- [WHAT THE TASK ASKS]
Filter the data below for the string "geral" and copy each matching line.

- [MATERIAL]
#####
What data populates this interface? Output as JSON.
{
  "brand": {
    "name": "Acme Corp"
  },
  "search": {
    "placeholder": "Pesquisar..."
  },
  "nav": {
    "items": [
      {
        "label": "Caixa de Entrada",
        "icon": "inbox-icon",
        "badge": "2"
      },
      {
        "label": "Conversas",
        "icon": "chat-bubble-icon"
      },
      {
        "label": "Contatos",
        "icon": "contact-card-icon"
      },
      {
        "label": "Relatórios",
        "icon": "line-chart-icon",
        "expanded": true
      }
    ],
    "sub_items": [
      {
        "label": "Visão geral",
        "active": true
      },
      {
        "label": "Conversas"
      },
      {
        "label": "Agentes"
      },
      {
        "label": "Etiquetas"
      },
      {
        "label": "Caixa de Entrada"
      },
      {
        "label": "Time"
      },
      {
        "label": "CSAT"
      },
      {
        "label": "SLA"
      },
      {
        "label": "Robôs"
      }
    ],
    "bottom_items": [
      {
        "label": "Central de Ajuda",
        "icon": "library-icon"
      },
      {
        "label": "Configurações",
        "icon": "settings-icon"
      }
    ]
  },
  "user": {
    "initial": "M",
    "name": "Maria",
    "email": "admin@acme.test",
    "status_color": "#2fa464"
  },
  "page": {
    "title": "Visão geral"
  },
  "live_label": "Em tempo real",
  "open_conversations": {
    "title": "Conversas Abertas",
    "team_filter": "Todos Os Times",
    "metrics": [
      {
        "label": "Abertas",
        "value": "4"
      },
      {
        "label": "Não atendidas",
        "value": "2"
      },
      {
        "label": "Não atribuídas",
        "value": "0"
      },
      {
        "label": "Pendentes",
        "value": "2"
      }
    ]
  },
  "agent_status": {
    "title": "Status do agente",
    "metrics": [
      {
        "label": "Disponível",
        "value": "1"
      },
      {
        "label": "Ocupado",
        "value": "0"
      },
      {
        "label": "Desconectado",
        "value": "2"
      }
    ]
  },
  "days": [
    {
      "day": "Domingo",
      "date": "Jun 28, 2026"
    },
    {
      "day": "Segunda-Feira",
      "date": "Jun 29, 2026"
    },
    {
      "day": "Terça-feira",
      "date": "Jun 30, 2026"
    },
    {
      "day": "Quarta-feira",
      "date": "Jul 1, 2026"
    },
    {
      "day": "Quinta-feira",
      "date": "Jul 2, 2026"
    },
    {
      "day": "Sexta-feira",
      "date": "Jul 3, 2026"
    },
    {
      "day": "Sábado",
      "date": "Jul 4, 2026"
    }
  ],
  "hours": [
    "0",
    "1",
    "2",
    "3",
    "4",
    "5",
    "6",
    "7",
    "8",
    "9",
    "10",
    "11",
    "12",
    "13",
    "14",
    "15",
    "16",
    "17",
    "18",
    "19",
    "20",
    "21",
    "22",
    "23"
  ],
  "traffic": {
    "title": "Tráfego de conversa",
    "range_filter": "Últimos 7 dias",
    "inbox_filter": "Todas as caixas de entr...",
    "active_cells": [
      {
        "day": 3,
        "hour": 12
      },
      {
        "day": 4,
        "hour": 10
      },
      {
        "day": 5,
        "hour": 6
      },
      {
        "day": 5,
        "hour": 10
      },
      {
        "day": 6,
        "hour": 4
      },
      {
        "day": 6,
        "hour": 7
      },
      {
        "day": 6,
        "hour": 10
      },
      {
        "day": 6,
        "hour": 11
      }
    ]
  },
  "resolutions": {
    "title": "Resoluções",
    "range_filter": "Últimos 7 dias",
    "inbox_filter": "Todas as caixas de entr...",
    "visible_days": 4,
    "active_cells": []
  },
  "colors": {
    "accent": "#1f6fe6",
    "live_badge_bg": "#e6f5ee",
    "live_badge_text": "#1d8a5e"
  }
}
#####
- [SOLUTION]
        "label": "Visão geral",
    "title": "Visão geral"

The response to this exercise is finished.